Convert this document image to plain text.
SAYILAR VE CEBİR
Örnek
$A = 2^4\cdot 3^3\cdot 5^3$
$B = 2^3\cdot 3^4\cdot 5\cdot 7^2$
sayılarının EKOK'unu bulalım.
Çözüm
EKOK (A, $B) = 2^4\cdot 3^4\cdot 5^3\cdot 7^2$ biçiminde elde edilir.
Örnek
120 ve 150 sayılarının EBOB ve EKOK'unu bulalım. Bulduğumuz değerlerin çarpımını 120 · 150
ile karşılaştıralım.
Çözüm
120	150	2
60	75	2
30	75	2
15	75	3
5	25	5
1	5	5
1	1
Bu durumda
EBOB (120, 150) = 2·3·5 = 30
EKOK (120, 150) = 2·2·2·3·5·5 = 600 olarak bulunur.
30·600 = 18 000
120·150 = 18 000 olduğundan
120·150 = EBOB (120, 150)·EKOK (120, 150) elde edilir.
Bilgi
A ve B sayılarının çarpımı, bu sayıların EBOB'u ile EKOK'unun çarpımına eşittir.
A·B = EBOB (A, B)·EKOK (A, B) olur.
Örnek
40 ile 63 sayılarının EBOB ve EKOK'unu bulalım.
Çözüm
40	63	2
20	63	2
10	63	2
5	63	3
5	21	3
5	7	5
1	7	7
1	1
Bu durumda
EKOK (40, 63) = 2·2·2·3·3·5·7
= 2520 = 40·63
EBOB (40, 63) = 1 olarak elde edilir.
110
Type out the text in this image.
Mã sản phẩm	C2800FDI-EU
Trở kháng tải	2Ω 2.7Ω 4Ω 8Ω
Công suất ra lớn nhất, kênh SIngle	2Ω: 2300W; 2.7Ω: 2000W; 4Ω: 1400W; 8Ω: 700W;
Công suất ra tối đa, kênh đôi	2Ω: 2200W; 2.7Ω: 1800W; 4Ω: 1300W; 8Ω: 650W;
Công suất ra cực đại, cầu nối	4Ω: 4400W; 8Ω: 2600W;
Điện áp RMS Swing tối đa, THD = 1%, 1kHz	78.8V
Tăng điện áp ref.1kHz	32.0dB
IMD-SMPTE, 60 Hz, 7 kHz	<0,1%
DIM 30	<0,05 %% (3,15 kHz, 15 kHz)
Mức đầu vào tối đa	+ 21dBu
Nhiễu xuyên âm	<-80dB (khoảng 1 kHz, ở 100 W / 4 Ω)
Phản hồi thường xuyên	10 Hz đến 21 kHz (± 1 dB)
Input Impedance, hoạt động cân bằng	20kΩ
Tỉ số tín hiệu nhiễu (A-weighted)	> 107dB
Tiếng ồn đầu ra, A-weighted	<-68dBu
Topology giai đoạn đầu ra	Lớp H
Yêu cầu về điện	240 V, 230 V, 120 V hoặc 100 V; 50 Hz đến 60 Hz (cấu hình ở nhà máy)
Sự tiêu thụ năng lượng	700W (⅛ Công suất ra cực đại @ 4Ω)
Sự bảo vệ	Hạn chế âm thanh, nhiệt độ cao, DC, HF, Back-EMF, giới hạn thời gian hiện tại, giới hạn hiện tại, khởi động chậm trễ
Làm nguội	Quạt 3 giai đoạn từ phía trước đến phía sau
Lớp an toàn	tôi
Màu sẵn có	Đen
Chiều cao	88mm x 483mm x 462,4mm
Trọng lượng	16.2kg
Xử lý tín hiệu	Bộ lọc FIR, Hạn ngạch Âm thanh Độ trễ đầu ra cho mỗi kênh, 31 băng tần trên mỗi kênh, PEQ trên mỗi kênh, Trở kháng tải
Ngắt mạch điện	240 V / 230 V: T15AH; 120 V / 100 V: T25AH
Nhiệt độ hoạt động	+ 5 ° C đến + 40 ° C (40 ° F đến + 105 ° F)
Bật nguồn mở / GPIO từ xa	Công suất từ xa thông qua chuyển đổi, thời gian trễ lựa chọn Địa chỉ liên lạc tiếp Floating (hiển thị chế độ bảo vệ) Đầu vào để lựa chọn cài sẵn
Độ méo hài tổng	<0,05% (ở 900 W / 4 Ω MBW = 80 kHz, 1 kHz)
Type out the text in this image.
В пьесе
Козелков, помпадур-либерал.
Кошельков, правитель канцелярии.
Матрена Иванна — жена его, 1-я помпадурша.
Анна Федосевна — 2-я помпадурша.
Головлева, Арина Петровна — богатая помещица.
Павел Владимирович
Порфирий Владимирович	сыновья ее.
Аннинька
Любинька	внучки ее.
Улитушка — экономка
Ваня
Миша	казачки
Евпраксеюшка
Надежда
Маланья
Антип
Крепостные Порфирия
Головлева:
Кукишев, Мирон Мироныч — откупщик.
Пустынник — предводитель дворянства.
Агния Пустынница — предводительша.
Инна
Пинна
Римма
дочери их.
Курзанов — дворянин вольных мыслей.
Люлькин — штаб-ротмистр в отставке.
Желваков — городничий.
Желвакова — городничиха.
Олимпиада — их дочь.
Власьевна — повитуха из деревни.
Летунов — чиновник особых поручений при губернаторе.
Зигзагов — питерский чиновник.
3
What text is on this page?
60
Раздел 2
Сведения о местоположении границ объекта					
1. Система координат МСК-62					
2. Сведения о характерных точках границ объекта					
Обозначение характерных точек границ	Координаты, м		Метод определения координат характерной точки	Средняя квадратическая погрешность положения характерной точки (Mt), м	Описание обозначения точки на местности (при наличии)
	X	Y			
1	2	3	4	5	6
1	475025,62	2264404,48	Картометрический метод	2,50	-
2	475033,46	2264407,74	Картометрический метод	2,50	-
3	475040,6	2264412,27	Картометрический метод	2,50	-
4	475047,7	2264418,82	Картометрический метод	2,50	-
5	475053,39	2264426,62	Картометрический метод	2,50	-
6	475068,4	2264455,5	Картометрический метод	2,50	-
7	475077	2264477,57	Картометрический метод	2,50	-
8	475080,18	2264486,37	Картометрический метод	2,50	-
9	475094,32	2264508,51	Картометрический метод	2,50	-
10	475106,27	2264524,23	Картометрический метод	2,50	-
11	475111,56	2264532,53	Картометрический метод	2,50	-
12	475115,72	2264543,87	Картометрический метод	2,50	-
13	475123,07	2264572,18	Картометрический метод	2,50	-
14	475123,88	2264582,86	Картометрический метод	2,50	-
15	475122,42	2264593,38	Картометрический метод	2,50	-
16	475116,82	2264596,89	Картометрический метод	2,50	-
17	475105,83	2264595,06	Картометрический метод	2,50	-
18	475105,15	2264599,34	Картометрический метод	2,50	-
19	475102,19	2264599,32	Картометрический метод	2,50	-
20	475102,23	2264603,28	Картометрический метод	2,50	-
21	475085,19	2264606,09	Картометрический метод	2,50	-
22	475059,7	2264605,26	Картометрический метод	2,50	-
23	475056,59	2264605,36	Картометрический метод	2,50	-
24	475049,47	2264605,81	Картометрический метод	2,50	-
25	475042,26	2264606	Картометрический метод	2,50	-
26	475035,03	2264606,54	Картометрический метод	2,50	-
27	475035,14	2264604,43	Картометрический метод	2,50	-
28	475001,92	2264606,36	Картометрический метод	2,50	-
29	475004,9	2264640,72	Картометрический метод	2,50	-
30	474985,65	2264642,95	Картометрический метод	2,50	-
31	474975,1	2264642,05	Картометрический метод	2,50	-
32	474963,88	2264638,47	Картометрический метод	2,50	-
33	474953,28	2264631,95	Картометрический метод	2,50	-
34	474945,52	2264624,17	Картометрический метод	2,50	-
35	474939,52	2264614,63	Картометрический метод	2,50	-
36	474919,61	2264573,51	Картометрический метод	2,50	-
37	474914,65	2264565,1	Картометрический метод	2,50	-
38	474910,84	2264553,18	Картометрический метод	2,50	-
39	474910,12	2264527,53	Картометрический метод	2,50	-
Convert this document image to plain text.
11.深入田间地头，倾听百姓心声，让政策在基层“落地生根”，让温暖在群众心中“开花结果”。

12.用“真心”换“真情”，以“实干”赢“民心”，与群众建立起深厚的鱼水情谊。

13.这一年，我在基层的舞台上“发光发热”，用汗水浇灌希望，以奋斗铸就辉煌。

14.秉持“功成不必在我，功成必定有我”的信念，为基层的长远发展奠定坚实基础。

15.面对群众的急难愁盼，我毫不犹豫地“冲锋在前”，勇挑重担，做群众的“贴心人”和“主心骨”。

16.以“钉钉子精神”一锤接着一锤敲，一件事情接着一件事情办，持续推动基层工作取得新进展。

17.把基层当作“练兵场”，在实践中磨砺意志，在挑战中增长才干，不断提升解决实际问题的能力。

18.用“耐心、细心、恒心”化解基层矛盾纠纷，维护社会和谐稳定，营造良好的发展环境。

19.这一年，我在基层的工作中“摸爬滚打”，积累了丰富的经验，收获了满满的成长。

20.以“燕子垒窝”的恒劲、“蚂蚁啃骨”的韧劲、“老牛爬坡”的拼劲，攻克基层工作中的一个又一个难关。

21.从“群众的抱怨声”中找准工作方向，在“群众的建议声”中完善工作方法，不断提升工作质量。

(What you have to do) Say how many lines in the records hold "cdot", with the number as the whole reply.

(Full answer) 3